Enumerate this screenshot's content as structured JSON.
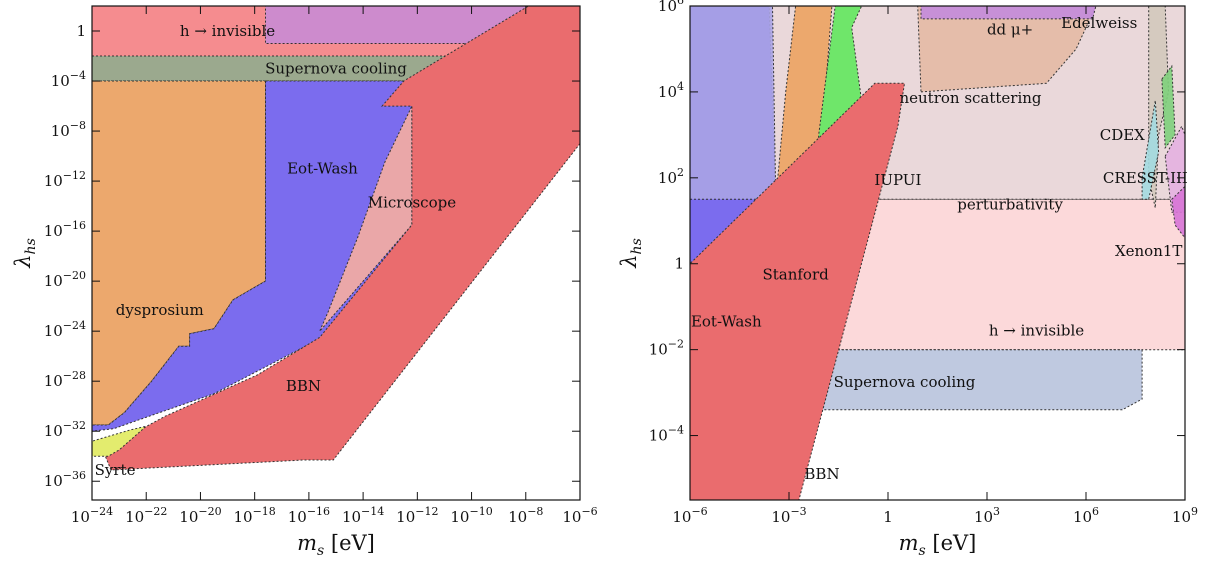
{
  "chart_data": [
    {
      "type": "area",
      "xlabel_main": "m",
      "xlabel_sub": "s",
      "xlabel_unit": "[eV]",
      "ylabel_main": "λ",
      "ylabel_sub": "hs",
      "xscale": "log",
      "yscale": "log",
      "xlim_exp": [
        -24,
        -6
      ],
      "ylim_exp": [
        -37.5,
        2
      ],
      "x_ticks": [
        "10^-24",
        "10^-22",
        "10^-20",
        "10^-18",
        "10^-16",
        "10^-14",
        "10^-12",
        "10^-10",
        "10^-8",
        "10^-6"
      ],
      "x_tick_exps": [
        -24,
        -22,
        -20,
        -18,
        -16,
        -14,
        -12,
        -10,
        -8,
        -6
      ],
      "y_ticks": [
        "1",
        "10^-4",
        "10^-8",
        "10^-12",
        "10^-16",
        "10^-20",
        "10^-24",
        "10^-28",
        "10^-32",
        "10^-36"
      ],
      "y_tick_exps": [
        0,
        -4,
        -8,
        -12,
        -16,
        -20,
        -24,
        -28,
        -32,
        -36
      ],
      "regions": [
        {
          "name": "h-invisible",
          "label": "h → invisible",
          "color": "#f36f73",
          "opacity": 0.8,
          "points": [
            [
              -24,
              2
            ],
            [
              -6,
              2
            ],
            [
              -6,
              -2
            ],
            [
              -24,
              -2
            ]
          ],
          "label_at": [
            -19,
            0
          ]
        },
        {
          "name": "supernova",
          "label": "Supernova cooling",
          "color": "#8a9a7a",
          "opacity": 0.85,
          "points": [
            [
              -24,
              -2
            ],
            [
              -6,
              -2
            ],
            [
              -6,
              -4
            ],
            [
              -24,
              -4
            ]
          ],
          "label_at": [
            -15,
            -3
          ]
        },
        {
          "name": "eot-wash-top",
          "label": "",
          "color": "#c38bdc",
          "opacity": 0.8,
          "points": [
            [
              -17.6,
              2
            ],
            [
              -6.9,
              2
            ],
            [
              -7,
              -1
            ],
            [
              -17.6,
              -1
            ]
          ],
          "label_at": null
        },
        {
          "name": "dysprosium",
          "label": "dysprosium",
          "color": "#eca86d",
          "opacity": 1,
          "points": [
            [
              -24,
              -4
            ],
            [
              -17.6,
              -4
            ],
            [
              -17.6,
              -20
            ],
            [
              -18.8,
              -21.5
            ],
            [
              -19.5,
              -23.8
            ],
            [
              -20.4,
              -24.2
            ],
            [
              -20.4,
              -25.2
            ],
            [
              -20.8,
              -25.2
            ],
            [
              -21.8,
              -28
            ],
            [
              -22.8,
              -30.5
            ],
            [
              -23.4,
              -31.5
            ],
            [
              -24,
              -31.5
            ]
          ],
          "label_at": [
            -21.5,
            -22.3
          ]
        },
        {
          "name": "eot-wash",
          "label": "Eot-Wash",
          "color": "#7b6cee",
          "opacity": 1,
          "points": [
            [
              -17.6,
              -4
            ],
            [
              -6.5,
              -4
            ],
            [
              -15.5,
              -24.5
            ],
            [
              -19.5,
              -29
            ],
            [
              -21.5,
              -30.5
            ],
            [
              -23.2,
              -31.8
            ],
            [
              -24,
              -32
            ],
            [
              -24,
              -31.5
            ],
            [
              -23.4,
              -31.5
            ],
            [
              -22.8,
              -30.5
            ],
            [
              -21.8,
              -28
            ],
            [
              -20.8,
              -25.2
            ],
            [
              -20.4,
              -25.2
            ],
            [
              -20.4,
              -24.2
            ],
            [
              -19.5,
              -23.8
            ],
            [
              -18.8,
              -21.5
            ],
            [
              -17.6,
              -20
            ]
          ],
          "label_at": [
            -15.5,
            -11
          ]
        },
        {
          "name": "microscope",
          "label": "Microscope",
          "color": "#eaa7a8",
          "opacity": 1,
          "points": [
            [
              -12.2,
              -6
            ],
            [
              -12.2,
              -15.5
            ],
            [
              -15.6,
              -24
            ],
            [
              -15.3,
              -22.5
            ],
            [
              -14.2,
              -16.5
            ],
            [
              -13.2,
              -10.5
            ]
          ],
          "label_at": [
            -12.2,
            -13.7
          ]
        },
        {
          "name": "bbn",
          "label": "BBN",
          "color": "#ea6c6e",
          "opacity": 1,
          "points": [
            [
              -6,
              -9
            ],
            [
              -15.1,
              -34.3
            ],
            [
              -16.2,
              -34.3
            ],
            [
              -23.3,
              -35.1
            ],
            [
              -23.6,
              -33.5
            ],
            [
              -21.3,
              -30.8
            ],
            [
              -17.9,
              -27.5
            ],
            [
              -15.6,
              -24.5
            ],
            [
              -12.2,
              -15.5
            ],
            [
              -12.2,
              -6
            ],
            [
              -13.3,
              -6
            ],
            [
              -12.5,
              -4
            ],
            [
              -7.9,
              2
            ],
            [
              -6,
              2
            ]
          ],
          "label_at": [
            -16.2,
            -28.4
          ]
        },
        {
          "name": "syrte",
          "label": "Syrte",
          "color": "#e3ec6e",
          "opacity": 1,
          "points": [
            [
              -24,
              -34
            ],
            [
              -24,
              -32.8
            ],
            [
              -22.6,
              -31.9
            ],
            [
              -22,
              -31.6
            ],
            [
              -23,
              -33.5
            ],
            [
              -23.4,
              -34
            ]
          ],
          "label_at": [
            -23.15,
            -35.1
          ]
        }
      ]
    },
    {
      "type": "area",
      "xlabel_main": "m",
      "xlabel_sub": "s",
      "xlabel_unit": "[eV]",
      "ylabel_main": "λ",
      "ylabel_sub": "hs",
      "xscale": "log",
      "yscale": "log",
      "xlim_exp": [
        -6,
        9
      ],
      "ylim_exp": [
        -5.5,
        6
      ],
      "x_ticks": [
        "10^-6",
        "10^-3",
        "1",
        "10^3",
        "10^6",
        "10^9"
      ],
      "x_tick_exps": [
        -6,
        -3,
        0,
        3,
        6,
        9
      ],
      "y_ticks": [
        "10^6",
        "10^4",
        "10^2",
        "1",
        "10^-2",
        "10^-4"
      ],
      "y_tick_exps": [
        6,
        4,
        2,
        0,
        -2,
        -4
      ],
      "regions": [
        {
          "name": "h-invisible",
          "label": "h → invisible",
          "color": "#fbd2d4",
          "opacity": 0.85,
          "points": [
            [
              -3.6,
              -2
            ],
            [
              9,
              -2
            ],
            [
              9,
              1.5
            ],
            [
              -0.4,
              1.5
            ]
          ],
          "label_at": [
            4.5,
            -1.55
          ]
        },
        {
          "name": "perturbativity",
          "label": "perturbativity",
          "color": "#e8d4d6",
          "opacity": 0.9,
          "points": [
            [
              -6,
              6
            ],
            [
              9,
              6
            ],
            [
              9,
              1.5
            ],
            [
              -6,
              1.5
            ]
          ],
          "label_at": [
            3.7,
            1.38
          ]
        },
        {
          "name": "supernova",
          "label": "Supernova cooling",
          "color": "#b4c0da",
          "opacity": 0.85,
          "points": [
            [
              -6,
              -2
            ],
            [
              7.7,
              -2
            ],
            [
              7.7,
              -3.15
            ],
            [
              7.1,
              -3.4
            ],
            [
              -6,
              -3.4
            ]
          ],
          "label_at": [
            0.5,
            -2.75
          ]
        },
        {
          "name": "eot-wash",
          "label": "Eot-Wash",
          "color": "#7b6cee",
          "opacity": 1,
          "points": [
            [
              -6,
              -1.2
            ],
            [
              -5.4,
              -1.2
            ],
            [
              -4.8,
              -1.1
            ],
            [
              -4.5,
              -0.6
            ],
            [
              -3.9,
              0
            ],
            [
              -3.4,
              1.5
            ],
            [
              -3.6,
              6
            ],
            [
              -6,
              6
            ]
          ],
          "label_at": [
            -4.9,
            -1.35
          ]
        },
        {
          "name": "eot-wash-upper",
          "label": "",
          "color": "#aaa4e4",
          "opacity": 0.9,
          "points": [
            [
              -6,
              1.5
            ],
            [
              -3.4,
              1.5
            ],
            [
              -3.5,
              6
            ],
            [
              -6,
              6
            ]
          ],
          "label_at": null
        },
        {
          "name": "stanford",
          "label": "Stanford",
          "color": "#eca86d",
          "opacity": 1,
          "points": [
            [
              -3.8,
              0.2
            ],
            [
              -2.9,
              0.5
            ],
            [
              -2.2,
              1.5
            ],
            [
              -1.9,
              4
            ],
            [
              -1.7,
              6
            ],
            [
              -2.8,
              6
            ],
            [
              -3.1,
              4
            ],
            [
              -3.4,
              1.5
            ]
          ],
          "label_at": [
            -2.8,
            -0.25
          ]
        },
        {
          "name": "iupui",
          "label": "IUPUI",
          "color": "#6fe66a",
          "opacity": 1,
          "points": [
            [
              -2.2,
              0.3
            ],
            [
              -0.9,
              0.5
            ],
            [
              -0.4,
              1.5
            ],
            [
              -1.1,
              5.5
            ],
            [
              -0.8,
              6
            ],
            [
              -1.6,
              6
            ],
            [
              -2.1,
              3
            ],
            [
              -2.2,
              1.5
            ]
          ],
          "label_at": [
            0.3,
            1.95
          ]
        },
        {
          "name": "neutron",
          "label": "neutron scattering",
          "color": "#e4baa4",
          "opacity": 0.9,
          "points": [
            [
              1,
              4
            ],
            [
              4.8,
              4.2
            ],
            [
              5.7,
              5
            ],
            [
              6.3,
              6
            ],
            [
              0.9,
              6
            ]
          ],
          "label_at": [
            2.5,
            3.86
          ]
        },
        {
          "name": "dd-mu",
          "label": "dd μ+",
          "color": "#c38bdc",
          "opacity": 0.9,
          "points": [
            [
              1,
              6
            ],
            [
              6.3,
              6
            ],
            [
              6.2,
              5.7
            ],
            [
              1,
              5.7
            ]
          ],
          "label_at": [
            3.7,
            5.45
          ]
        },
        {
          "name": "bbn",
          "label": "BBN",
          "color": "#ea6c6e",
          "opacity": 1,
          "points": [
            [
              -6,
              -5.5
            ],
            [
              -2.7,
              -5.5
            ],
            [
              0.3,
              3.2
            ],
            [
              0.5,
              4.2
            ],
            [
              -0.4,
              4.2
            ],
            [
              -6,
              0
            ]
          ],
          "label_at": [
            -2.0,
            -4.9
          ]
        },
        {
          "name": "edelweiss",
          "label": "Edelweiss",
          "color": "#cfc7b8",
          "opacity": 0.8,
          "points": [
            [
              7.9,
              6
            ],
            [
              8.4,
              6
            ],
            [
              8.5,
              4
            ],
            [
              8.2,
              3
            ],
            [
              8.1,
              1.3
            ],
            [
              7.9,
              2
            ]
          ],
          "label_at": [
            6.4,
            5.6
          ]
        },
        {
          "name": "cdex",
          "label": "CDEX",
          "color": "#a3dae0",
          "opacity": 0.9,
          "points": [
            [
              7.7,
              2
            ],
            [
              8.1,
              3.8
            ],
            [
              8.2,
              2.6
            ],
            [
              7.9,
              1.5
            ],
            [
              7.7,
              1.5
            ]
          ],
          "label_at": [
            7.1,
            3.0
          ]
        },
        {
          "name": "cresst",
          "label": "CRESST-III",
          "color": "#e4b1e0",
          "opacity": 0.9,
          "points": [
            [
              8.4,
              2.5
            ],
            [
              8.9,
              3.2
            ],
            [
              9,
              3
            ],
            [
              9,
              1.2
            ],
            [
              8.6,
              1.2
            ]
          ],
          "label_at": [
            7.8,
            2.0
          ]
        },
        {
          "name": "xenon",
          "label": "Xenon1T",
          "color": "#d774d6",
          "opacity": 0.9,
          "points": [
            [
              8.6,
              1.5
            ],
            [
              9,
              1.8
            ],
            [
              9,
              0.6
            ],
            [
              8.7,
              0.9
            ]
          ],
          "label_at": [
            7.9,
            0.3
          ]
        },
        {
          "name": "edelweiss-green",
          "label": "",
          "color": "#7ed07b",
          "opacity": 0.9,
          "points": [
            [
              8.3,
              4.3
            ],
            [
              8.6,
              4.6
            ],
            [
              8.7,
              3.0
            ],
            [
              8.4,
              2.7
            ]
          ],
          "label_at": null
        }
      ]
    }
  ]
}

^^^^^^^^

EXERCISE TASK →
Search the entries for the word "neutron" and pick out every line that holds it.

TASK SOLUTION →
          "name": "neutron",
          "label": "neutron scattering",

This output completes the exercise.